* THE EXERCISE
Find each line holding the word "GSTOFS" and give the total alone.

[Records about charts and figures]

+ + + + + + +

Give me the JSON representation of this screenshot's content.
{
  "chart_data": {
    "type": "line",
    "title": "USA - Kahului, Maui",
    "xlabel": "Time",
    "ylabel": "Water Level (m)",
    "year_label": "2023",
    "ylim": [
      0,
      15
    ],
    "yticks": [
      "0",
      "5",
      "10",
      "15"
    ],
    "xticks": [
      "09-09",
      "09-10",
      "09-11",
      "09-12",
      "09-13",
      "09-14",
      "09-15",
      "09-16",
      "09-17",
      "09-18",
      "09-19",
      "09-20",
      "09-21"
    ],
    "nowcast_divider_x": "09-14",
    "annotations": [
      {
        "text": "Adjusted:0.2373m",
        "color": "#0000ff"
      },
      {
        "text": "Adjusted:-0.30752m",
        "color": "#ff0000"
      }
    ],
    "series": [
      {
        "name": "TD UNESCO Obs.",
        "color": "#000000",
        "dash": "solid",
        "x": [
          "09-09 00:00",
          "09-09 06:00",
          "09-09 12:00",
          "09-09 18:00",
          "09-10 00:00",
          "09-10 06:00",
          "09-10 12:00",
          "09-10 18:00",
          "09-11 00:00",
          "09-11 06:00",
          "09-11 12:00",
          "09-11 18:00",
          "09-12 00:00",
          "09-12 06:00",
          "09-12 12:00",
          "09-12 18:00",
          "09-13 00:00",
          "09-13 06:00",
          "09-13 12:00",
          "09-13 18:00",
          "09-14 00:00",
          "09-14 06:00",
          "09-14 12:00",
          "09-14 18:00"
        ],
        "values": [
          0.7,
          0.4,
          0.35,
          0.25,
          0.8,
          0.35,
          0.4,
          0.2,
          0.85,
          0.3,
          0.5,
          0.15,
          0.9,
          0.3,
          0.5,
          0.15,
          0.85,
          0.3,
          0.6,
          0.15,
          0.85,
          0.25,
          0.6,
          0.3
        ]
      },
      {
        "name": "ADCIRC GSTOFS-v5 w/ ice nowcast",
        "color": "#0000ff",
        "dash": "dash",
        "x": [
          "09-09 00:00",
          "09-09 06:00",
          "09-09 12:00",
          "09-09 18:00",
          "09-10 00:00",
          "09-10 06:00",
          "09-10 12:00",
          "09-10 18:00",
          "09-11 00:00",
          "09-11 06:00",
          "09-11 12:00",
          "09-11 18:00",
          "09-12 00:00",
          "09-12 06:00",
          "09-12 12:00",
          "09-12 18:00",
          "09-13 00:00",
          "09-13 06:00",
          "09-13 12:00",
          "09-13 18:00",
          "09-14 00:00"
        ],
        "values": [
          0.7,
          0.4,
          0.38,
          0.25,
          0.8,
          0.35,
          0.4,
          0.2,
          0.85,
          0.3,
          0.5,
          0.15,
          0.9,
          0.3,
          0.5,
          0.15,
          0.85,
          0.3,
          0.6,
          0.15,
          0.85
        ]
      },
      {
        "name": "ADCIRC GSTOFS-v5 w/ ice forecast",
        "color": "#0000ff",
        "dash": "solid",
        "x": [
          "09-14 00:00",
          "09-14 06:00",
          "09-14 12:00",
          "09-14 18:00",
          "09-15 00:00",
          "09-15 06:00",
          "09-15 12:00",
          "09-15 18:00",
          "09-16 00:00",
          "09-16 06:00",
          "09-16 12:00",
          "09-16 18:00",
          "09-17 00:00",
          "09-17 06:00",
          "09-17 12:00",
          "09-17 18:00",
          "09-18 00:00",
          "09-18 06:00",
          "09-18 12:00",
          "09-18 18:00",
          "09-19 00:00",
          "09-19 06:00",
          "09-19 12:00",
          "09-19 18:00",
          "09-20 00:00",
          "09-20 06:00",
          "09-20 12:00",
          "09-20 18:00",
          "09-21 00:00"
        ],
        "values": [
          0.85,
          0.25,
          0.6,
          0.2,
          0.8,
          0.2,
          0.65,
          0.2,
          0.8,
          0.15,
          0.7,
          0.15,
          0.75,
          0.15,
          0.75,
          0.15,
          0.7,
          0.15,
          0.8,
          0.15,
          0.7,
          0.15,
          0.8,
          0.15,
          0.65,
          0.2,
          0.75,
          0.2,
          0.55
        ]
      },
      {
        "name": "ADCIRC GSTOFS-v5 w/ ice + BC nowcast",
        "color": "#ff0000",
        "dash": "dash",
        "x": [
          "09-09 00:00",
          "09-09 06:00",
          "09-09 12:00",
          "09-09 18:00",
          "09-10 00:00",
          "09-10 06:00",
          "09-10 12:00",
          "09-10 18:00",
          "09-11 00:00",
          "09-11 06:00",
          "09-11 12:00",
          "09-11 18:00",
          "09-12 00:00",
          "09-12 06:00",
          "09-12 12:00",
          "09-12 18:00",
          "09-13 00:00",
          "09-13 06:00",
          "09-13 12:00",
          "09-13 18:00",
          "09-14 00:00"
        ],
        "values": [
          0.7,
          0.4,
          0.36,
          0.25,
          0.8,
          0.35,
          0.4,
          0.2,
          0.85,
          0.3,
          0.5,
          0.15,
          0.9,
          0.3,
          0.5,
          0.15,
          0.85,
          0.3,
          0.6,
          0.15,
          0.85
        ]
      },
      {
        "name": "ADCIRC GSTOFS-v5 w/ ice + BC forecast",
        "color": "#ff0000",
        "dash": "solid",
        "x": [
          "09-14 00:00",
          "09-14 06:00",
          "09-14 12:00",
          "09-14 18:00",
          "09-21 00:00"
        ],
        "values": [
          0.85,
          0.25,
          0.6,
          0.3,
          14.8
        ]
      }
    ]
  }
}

+ + + + + + +

* WRITTEN RESPONSE
4